### Your instructions
Keep every line where the word "Political" appears; drop the rest.
══ Input ══
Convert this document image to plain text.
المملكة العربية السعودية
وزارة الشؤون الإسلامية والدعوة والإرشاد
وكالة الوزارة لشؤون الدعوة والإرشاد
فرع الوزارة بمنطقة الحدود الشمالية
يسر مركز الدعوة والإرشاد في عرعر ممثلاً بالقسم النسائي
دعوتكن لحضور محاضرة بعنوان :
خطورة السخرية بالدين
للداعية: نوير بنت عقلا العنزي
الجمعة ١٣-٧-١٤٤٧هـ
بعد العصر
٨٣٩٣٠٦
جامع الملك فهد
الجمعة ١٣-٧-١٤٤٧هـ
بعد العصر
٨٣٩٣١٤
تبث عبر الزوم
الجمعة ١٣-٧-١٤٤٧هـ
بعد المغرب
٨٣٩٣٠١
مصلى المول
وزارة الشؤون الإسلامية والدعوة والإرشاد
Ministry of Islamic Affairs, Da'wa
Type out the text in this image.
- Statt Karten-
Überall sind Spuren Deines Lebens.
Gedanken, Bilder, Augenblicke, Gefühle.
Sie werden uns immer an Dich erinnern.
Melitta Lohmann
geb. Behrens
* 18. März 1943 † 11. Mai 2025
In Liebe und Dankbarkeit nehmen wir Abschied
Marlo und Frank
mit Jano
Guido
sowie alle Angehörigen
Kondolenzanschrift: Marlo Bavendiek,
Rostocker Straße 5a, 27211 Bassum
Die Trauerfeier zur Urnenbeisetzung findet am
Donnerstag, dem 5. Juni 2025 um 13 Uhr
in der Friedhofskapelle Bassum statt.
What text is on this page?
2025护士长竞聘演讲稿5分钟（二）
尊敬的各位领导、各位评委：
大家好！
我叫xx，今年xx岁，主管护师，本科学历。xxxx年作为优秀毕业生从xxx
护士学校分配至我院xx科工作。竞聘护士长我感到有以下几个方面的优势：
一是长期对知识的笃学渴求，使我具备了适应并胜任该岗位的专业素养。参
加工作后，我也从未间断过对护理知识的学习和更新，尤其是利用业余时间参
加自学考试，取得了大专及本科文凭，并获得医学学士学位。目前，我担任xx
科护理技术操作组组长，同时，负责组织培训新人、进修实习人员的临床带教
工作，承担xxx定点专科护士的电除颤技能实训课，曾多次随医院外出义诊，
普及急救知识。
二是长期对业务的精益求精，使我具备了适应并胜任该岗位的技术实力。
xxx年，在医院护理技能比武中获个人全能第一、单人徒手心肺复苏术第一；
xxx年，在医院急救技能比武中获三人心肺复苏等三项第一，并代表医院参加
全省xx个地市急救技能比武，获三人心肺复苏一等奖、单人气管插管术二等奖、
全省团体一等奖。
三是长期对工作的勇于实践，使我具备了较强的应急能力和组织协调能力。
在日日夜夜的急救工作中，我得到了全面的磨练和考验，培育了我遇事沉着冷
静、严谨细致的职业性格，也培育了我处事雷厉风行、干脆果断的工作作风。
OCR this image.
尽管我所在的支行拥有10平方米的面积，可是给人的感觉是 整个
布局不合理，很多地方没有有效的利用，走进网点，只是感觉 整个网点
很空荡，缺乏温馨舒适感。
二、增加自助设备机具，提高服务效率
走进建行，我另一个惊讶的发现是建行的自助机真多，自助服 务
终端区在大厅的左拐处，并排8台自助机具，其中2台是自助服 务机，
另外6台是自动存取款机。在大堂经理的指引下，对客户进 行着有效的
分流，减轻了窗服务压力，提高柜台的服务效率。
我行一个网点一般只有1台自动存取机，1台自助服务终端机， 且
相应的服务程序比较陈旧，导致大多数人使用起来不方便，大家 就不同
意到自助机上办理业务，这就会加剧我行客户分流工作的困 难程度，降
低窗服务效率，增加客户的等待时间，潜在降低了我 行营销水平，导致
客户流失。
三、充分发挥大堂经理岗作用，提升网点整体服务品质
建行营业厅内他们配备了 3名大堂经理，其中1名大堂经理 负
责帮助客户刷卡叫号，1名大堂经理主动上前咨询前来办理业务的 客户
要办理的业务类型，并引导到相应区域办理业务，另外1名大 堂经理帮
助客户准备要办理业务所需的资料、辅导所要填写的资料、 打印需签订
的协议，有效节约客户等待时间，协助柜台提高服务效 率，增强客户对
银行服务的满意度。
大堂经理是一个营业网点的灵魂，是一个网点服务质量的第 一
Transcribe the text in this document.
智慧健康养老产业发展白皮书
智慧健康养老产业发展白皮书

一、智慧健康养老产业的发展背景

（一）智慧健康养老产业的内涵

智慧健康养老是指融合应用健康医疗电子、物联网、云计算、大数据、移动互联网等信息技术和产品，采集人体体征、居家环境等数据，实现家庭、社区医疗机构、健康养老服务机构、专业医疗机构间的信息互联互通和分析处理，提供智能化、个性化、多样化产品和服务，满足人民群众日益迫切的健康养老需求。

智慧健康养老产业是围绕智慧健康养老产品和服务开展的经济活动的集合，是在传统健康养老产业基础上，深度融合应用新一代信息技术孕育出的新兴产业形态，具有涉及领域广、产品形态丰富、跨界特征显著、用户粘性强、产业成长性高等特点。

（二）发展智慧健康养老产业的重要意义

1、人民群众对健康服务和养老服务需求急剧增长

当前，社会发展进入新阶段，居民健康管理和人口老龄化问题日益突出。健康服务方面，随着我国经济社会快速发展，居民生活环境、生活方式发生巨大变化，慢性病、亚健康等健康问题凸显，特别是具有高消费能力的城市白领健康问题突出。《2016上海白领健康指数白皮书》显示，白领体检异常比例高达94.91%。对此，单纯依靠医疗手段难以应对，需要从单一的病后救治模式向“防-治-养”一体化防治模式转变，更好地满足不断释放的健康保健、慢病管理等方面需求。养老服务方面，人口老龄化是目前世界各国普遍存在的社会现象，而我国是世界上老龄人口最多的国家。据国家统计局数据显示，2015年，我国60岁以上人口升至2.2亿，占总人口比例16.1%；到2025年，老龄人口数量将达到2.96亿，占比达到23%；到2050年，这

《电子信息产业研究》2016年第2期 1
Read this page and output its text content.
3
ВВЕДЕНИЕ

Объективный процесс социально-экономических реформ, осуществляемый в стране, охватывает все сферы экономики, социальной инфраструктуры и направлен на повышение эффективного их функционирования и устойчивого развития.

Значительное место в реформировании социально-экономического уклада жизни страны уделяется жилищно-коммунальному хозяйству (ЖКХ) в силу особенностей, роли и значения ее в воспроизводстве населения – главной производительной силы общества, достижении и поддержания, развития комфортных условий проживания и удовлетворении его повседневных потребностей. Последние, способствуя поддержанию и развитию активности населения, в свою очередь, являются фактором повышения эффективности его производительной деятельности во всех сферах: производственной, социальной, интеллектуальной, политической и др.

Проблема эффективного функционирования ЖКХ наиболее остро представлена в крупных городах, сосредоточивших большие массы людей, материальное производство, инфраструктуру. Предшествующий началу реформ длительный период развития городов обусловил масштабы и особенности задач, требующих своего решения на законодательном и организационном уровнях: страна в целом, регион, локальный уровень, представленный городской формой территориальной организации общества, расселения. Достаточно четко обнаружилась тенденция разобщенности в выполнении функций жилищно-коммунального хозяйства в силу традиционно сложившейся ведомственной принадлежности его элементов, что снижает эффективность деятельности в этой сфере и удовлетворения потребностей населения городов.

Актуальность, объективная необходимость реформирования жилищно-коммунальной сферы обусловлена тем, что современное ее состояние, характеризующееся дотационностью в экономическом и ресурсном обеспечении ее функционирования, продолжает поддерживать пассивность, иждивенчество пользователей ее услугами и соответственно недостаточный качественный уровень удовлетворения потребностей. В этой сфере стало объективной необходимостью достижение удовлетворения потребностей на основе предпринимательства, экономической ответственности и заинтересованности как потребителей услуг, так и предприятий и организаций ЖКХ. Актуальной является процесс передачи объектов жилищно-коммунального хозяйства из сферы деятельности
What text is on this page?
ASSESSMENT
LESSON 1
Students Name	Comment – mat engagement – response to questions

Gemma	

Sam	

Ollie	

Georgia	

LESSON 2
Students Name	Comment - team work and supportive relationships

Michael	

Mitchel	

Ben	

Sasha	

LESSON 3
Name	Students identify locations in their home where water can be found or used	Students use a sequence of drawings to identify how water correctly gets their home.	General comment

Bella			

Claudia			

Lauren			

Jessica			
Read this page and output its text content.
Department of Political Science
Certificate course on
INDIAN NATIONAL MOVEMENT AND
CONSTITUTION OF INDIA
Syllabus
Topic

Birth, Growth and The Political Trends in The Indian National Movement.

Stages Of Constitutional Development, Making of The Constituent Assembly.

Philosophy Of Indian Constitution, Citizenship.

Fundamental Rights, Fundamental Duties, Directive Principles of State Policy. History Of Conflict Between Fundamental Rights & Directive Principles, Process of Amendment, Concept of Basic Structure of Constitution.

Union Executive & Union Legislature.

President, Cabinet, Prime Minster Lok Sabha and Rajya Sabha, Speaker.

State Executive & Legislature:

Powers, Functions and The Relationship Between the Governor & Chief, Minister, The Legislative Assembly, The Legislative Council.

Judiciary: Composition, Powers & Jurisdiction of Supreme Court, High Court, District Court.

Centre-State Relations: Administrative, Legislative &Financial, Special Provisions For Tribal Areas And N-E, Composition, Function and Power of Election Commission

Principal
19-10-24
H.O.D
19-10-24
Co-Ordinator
═══
### Output of the task
Department of Political Science
Birth, Growth and The Political Trends in The Indian National Movement.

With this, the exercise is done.